Stored data:
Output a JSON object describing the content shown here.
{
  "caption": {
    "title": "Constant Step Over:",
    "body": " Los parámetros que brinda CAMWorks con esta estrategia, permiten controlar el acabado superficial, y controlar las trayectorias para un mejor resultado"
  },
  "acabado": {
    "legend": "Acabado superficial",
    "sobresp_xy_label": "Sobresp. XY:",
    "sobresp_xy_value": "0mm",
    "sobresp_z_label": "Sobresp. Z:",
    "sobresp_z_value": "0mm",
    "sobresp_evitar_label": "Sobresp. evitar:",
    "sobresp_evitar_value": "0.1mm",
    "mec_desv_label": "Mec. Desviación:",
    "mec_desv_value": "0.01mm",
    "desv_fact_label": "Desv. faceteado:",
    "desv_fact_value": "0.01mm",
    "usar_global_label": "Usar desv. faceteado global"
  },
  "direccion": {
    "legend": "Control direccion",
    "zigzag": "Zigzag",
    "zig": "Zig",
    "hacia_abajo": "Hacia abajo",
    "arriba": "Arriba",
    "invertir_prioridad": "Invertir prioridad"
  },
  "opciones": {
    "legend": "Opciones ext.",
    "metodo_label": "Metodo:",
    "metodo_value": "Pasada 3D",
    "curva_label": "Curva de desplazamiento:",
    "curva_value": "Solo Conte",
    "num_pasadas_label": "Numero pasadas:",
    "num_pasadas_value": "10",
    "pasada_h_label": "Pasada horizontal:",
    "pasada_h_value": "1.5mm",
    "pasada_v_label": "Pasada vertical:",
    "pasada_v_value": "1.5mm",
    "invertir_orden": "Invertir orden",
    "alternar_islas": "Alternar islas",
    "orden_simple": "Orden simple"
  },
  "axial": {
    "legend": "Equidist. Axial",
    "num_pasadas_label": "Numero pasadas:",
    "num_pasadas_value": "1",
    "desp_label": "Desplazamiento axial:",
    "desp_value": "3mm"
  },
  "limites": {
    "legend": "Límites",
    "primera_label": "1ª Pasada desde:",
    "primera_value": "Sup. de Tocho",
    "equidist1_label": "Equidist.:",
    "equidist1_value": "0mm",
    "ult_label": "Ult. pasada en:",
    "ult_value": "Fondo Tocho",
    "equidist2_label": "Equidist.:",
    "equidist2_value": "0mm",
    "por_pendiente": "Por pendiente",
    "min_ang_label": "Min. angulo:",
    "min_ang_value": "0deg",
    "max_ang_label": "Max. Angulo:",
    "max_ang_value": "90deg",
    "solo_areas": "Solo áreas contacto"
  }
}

**Required task:**
Quote the entire listing above exactly.

**Final result:**
Output a JSON object describing the content shown here.
{
  "caption": {
    "title": "Constant Step Over:",
    "body": " Los parámetros que brinda CAMWorks con esta estrategia, permiten controlar el acabado superficial, y controlar las trayectorias para un mejor resultado"
  },
  "acabado": {
    "legend": "Acabado superficial",
    "sobresp_xy_label": "Sobresp. XY:",
    "sobresp_xy_value": "0mm",
    "sobresp_z_label": "Sobresp. Z:",
    "sobresp_z_value": "0mm",
    "sobresp_evitar_label": "Sobresp. evitar:",
    "sobresp_evitar_value": "0.1mm",
    "mec_desv_label": "Mec. Desviación:",
    "mec_desv_value": "0.01mm",
    "desv_fact_label": "Desv. faceteado:",
    "desv_fact_value": "0.01mm",
    "usar_global_label": "Usar desv. faceteado global"
  },
  "direccion": {
    "legend": "Control direccion",
    "zigzag": "Zigzag",
    "zig": "Zig",
    "hacia_abajo": "Hacia abajo",
    "arriba": "Arriba",
    "invertir_prioridad": "Invertir prioridad"
  },
  "opciones": {
    "legend": "Opciones ext.",
    "metodo_label": "Metodo:",
    "metodo_value": "Pasada 3D",
    "curva_label": "Curva de desplazamiento:",
    "curva_value": "Solo Conte",
    "num_pasadas_label": "Numero pasadas:",
    "num_pasadas_value": "10",
    "pasada_h_label": "Pasada horizontal:",
    "pasada_h_value": "1.5mm",
    "pasada_v_label": "Pasada vertical:",
    "pasada_v_value": "1.5mm",
    "invertir_orden": "Invertir orden",
    "alternar_islas": "Alternar islas",
    "orden_simple": "Orden simple"
  },
  "axial": {
    "legend": "Equidist. Axial",
    "num_pasadas_label": "Numero pasadas:",
    "num_pasadas_value": "1",
    "desp_label": "Desplazamiento axial:",
    "desp_value": "3mm"
  },
  "limites": {
    "legend": "Límites",
    "primera_label": "1ª Pasada desde:",
    "primera_value": "Sup. de Tocho",
    "equidist1_label": "Equidist.:",
    "equidist1_value": "0mm",
    "ult_label": "Ult. pasada en:",
    "ult_value": "Fondo Tocho",
    "equidist2_label": "Equidist.:",
    "equidist2_value": "0mm",
    "por_pendiente": "Por pendiente",
    "min_ang_label": "Min. angulo:",
    "min_ang_value": "0deg",
    "max_ang_label": "Max. Angulo:",
    "max_ang_value": "90deg",
    "solo_areas": "Solo áreas contacto"
  }
}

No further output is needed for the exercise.